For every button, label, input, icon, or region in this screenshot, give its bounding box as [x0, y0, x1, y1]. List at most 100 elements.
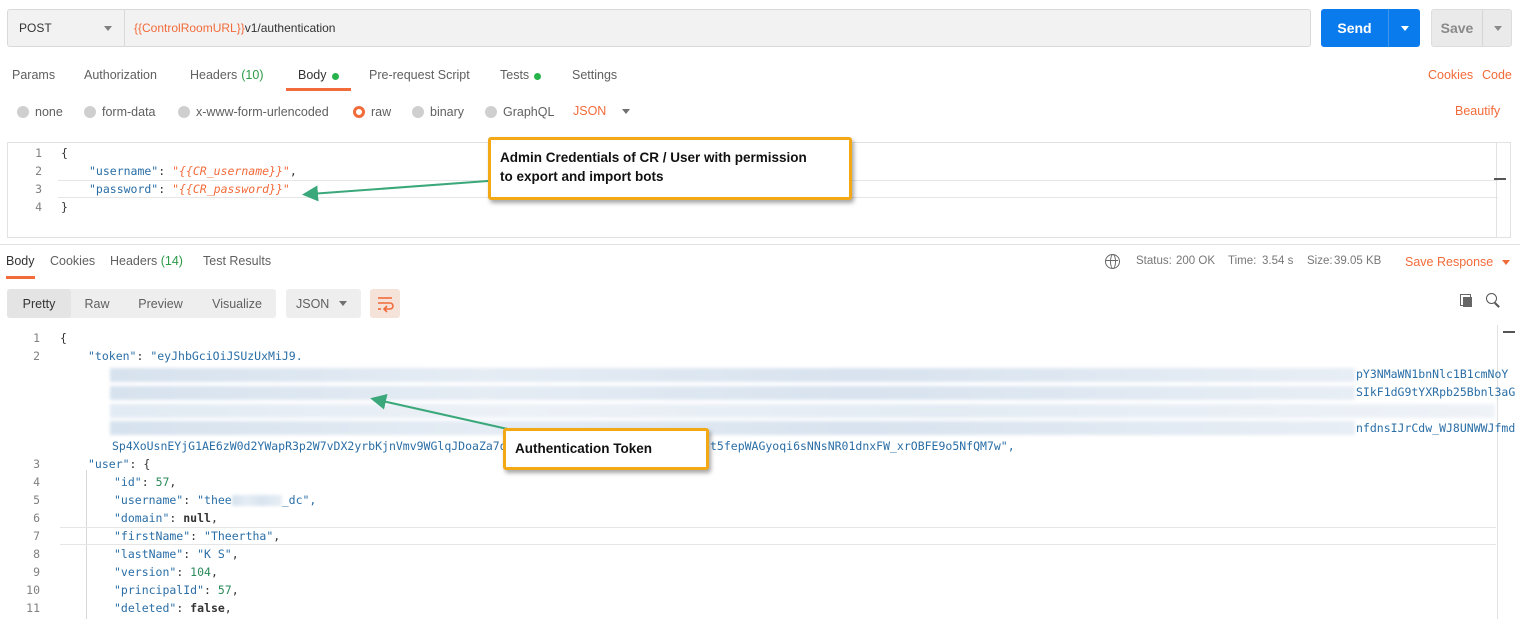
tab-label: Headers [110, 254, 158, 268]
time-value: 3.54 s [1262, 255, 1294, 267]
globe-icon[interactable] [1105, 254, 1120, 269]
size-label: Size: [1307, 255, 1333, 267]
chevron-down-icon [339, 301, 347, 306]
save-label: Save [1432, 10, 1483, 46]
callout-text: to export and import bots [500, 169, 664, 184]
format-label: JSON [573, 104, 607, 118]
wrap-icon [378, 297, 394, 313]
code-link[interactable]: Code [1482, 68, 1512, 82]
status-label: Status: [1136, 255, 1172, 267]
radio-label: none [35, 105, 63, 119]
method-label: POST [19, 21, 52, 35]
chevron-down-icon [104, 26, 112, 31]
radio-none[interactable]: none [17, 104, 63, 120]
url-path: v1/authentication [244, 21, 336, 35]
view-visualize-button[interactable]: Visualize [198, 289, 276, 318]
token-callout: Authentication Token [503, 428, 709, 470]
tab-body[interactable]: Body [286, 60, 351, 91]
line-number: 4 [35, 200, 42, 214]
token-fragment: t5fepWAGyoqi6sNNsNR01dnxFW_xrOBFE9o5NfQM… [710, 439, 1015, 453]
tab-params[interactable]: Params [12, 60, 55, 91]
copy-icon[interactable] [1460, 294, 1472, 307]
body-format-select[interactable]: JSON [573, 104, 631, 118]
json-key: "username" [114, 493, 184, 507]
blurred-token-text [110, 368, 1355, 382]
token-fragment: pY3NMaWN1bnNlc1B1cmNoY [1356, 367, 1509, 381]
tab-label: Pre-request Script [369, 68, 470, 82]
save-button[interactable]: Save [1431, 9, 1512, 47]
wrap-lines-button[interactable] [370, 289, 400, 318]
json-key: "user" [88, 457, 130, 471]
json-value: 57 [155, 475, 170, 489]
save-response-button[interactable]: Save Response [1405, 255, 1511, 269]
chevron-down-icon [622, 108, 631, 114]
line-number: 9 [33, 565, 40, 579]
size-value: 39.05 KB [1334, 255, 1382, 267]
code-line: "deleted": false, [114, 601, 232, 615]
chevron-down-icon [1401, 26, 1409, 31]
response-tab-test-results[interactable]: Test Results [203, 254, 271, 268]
++++++
Convert every line of the items above into a Markdown table with the columns Row and Line, numbering each row and skipping blank lines. Leave the pictures out of the table.

## Result of the task:
| Row | Line |
|---|---|
| 1 | For every button, label, input, icon, or region in this screenshot, give its bounding box as [x0, y0, x1, y1]. List at most 100 elements. |
| 2 | tab-label: Headers [110, 254, 158, 268] |
| 3 | time-value: 3.54 s [1262, 255, 1294, 267] |
| 4 | globe-icon[interactable] [1105, 254, 1120, 269] |
| 5 | size-label: Size: [1307, 255, 1333, 267] |
| 6 | chevron-down-icon [339, 301, 347, 306] |
| 7 | save-label: Save [1432, 10, 1483, 46] |
| 8 | callout-text: to export and import bots [500, 169, 664, 184] |
| 9 | format-label: JSON [573, 104, 607, 118] |
| 10 | wrap-icon [378, 297, 394, 313] |
| 11 | code-link[interactable]: Code [1482, 68, 1512, 82] |
| 12 | status-label: Status: [1136, 255, 1172, 267] |
| 13 | radio-label: none [35, 105, 63, 119] |
| 14 | method-label: POST [19, 21, 52, 35] |
| 15 | chevron-down-icon [104, 26, 112, 31] |
| 16 | radio-none[interactable]: none [17, 104, 63, 120] |
| 17 | url-path: v1/authentication [244, 21, 336, 35] |
| 18 | view-visualize-button[interactable]: Visualize [198, 289, 276, 318] |
| 19 | token-callout: Authentication Token [503, 428, 709, 470] |
| 20 | tab-body[interactable]: Body [286, 60, 351, 91] |
| 21 | line-number: 4 [35, 200, 42, 214] |
| 22 | token-fragment: t5fepWAGyoqi6sNNsNR01dnxFW_xrOBFE9o5NfQM… [710, 439, 1015, 453] |
| 23 | tab-params[interactable]: Params [12, 60, 55, 91] |
| 24 | copy-icon[interactable] [1460, 294, 1472, 307] |
| 25 | body-format-select[interactable]: JSON [573, 104, 631, 118] |
| 26 | json-key: "username" [114, 493, 184, 507] |
| 27 | blurred-token-text [110, 368, 1355, 382] |
| 28 | token-fragment: pY3NMaWN1bnNlc1B1cmNoY [1356, 367, 1509, 381] |
| 29 | tab-label: Pre-request Script [369, 68, 470, 82] |
| 30 | save-button[interactable]: Save [1431, 9, 1512, 47] |
| 31 | wrap-lines-button[interactable] [370, 289, 400, 318] |
| 32 | json-key: "user" [88, 457, 130, 471] |
| 33 | json-value: 57 [155, 475, 170, 489] |
| 34 | save-response-button[interactable]: Save Response [1405, 255, 1511, 269] |
| 35 | chevron-down-icon [622, 108, 631, 114] |
| 36 | line-number: 9 [33, 565, 40, 579] |
| 37 | size-value: 39.05 KB [1334, 255, 1382, 267] |
| 38 | code-line: "deleted": false, [114, 601, 232, 615] |
| 39 | chevron-down-icon [1401, 26, 1409, 31] |
| 40 | response-tab-test-results[interactable]: Test Results [203, 254, 271, 268] |